- _GIVEN DATA_:
-----

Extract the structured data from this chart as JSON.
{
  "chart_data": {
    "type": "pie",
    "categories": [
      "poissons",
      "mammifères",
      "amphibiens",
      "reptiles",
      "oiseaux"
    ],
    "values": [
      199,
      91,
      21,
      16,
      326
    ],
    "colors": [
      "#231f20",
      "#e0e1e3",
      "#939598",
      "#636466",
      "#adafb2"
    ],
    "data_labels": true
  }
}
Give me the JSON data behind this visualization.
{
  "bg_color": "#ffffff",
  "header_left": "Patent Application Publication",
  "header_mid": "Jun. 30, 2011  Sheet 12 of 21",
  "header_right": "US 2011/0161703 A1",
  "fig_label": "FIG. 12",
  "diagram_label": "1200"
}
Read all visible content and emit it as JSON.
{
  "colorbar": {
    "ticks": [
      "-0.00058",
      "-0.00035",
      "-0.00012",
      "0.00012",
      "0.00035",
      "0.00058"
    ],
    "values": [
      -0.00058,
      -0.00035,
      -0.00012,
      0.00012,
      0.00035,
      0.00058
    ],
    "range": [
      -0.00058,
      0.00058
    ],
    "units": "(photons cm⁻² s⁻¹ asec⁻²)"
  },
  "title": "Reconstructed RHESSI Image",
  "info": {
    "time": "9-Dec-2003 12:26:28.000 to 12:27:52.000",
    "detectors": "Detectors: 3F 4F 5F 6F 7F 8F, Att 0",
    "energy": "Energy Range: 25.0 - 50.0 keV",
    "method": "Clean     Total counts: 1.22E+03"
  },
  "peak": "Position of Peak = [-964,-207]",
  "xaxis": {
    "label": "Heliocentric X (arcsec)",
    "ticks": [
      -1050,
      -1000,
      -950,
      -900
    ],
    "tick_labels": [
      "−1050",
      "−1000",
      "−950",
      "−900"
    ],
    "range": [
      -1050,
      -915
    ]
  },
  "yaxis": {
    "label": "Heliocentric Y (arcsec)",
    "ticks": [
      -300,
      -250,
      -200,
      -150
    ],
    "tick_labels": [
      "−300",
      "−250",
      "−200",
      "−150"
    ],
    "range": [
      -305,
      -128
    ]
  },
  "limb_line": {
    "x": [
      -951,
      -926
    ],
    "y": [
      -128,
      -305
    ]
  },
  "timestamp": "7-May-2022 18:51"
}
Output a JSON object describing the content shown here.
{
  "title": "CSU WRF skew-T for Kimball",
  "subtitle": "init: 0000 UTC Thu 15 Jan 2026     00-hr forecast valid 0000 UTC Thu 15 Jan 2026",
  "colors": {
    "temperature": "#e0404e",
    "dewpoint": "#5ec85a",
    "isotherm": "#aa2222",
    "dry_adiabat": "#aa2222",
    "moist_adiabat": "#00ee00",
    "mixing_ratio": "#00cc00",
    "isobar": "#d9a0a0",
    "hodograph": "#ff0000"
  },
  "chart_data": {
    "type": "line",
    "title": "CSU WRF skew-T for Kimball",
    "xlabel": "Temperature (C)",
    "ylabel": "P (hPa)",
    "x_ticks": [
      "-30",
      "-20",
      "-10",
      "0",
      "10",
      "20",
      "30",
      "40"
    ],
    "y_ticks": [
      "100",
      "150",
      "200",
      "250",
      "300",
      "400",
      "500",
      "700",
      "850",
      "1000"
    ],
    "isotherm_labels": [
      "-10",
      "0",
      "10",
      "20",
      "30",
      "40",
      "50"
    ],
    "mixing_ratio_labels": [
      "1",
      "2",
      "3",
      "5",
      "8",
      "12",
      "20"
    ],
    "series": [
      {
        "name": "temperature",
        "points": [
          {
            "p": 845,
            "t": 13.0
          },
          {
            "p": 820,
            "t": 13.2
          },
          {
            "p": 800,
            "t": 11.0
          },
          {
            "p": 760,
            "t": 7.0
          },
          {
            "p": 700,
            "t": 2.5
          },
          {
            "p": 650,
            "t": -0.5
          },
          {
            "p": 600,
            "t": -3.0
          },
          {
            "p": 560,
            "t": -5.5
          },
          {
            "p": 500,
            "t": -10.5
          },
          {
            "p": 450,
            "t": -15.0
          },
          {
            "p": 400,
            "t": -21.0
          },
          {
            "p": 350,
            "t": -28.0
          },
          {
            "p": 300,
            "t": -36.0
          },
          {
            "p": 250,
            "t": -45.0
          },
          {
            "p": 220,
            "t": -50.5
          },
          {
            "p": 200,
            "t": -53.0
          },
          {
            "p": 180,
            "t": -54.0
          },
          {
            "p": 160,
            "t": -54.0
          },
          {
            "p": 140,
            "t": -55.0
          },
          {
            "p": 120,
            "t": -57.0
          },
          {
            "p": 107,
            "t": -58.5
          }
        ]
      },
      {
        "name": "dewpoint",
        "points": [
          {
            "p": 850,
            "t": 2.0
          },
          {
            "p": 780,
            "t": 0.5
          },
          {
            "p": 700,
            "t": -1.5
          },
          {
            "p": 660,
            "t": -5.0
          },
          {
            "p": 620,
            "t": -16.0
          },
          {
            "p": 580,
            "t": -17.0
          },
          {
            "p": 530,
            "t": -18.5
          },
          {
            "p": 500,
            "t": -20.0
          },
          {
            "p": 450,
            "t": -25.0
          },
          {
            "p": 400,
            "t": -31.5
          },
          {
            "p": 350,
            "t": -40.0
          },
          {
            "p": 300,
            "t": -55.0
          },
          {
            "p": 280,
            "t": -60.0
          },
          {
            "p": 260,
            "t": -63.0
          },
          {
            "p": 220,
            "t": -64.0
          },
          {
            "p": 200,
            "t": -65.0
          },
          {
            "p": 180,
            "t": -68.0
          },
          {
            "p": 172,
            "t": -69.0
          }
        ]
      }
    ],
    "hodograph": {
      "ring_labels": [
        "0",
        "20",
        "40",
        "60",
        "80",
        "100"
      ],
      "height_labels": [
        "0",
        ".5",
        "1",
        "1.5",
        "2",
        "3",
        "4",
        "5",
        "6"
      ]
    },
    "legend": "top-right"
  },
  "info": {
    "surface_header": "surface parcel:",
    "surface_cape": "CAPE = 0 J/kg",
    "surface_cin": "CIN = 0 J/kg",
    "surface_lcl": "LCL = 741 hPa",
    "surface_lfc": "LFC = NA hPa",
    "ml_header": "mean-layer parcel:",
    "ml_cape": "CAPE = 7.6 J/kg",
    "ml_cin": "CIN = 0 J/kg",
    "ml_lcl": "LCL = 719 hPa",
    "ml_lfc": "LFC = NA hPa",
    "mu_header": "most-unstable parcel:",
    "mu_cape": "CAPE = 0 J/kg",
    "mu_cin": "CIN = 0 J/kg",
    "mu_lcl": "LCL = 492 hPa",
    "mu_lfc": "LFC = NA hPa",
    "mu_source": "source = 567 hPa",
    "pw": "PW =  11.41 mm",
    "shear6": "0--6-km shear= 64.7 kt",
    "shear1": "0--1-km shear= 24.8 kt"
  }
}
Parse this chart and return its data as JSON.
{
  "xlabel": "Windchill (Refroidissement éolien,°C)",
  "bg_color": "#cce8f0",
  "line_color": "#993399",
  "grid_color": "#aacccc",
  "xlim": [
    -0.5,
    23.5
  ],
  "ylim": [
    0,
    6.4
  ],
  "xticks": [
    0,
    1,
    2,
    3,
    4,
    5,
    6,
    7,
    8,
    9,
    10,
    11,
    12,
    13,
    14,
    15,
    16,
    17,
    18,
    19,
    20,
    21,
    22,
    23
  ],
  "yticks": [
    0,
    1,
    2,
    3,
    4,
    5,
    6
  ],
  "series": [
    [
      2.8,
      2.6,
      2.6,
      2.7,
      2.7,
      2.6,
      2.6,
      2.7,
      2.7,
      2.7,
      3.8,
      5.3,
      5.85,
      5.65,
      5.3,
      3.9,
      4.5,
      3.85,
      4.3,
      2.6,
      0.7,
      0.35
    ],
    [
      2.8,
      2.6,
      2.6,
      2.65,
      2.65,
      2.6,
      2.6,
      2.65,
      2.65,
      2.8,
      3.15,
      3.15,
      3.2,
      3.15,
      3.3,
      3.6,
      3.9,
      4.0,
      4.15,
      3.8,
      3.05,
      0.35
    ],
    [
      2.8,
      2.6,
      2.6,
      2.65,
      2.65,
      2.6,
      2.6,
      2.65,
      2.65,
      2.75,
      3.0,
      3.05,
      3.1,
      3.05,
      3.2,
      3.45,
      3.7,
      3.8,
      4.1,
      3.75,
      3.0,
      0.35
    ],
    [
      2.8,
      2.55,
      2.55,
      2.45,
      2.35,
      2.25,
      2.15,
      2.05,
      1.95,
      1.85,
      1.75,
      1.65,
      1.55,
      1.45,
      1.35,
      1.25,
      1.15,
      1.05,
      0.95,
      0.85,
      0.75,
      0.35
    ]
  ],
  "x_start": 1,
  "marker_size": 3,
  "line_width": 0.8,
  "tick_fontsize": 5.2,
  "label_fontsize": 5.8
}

-----

- _WHAT TO WORK ON_: Locate all lines holding the word "Kimball", then copy them out.

- _COMPLETE RESPONSE_:
  "title": "CSU WRF skew-T for Kimball",
    "title": "CSU WRF skew-T for Kimball",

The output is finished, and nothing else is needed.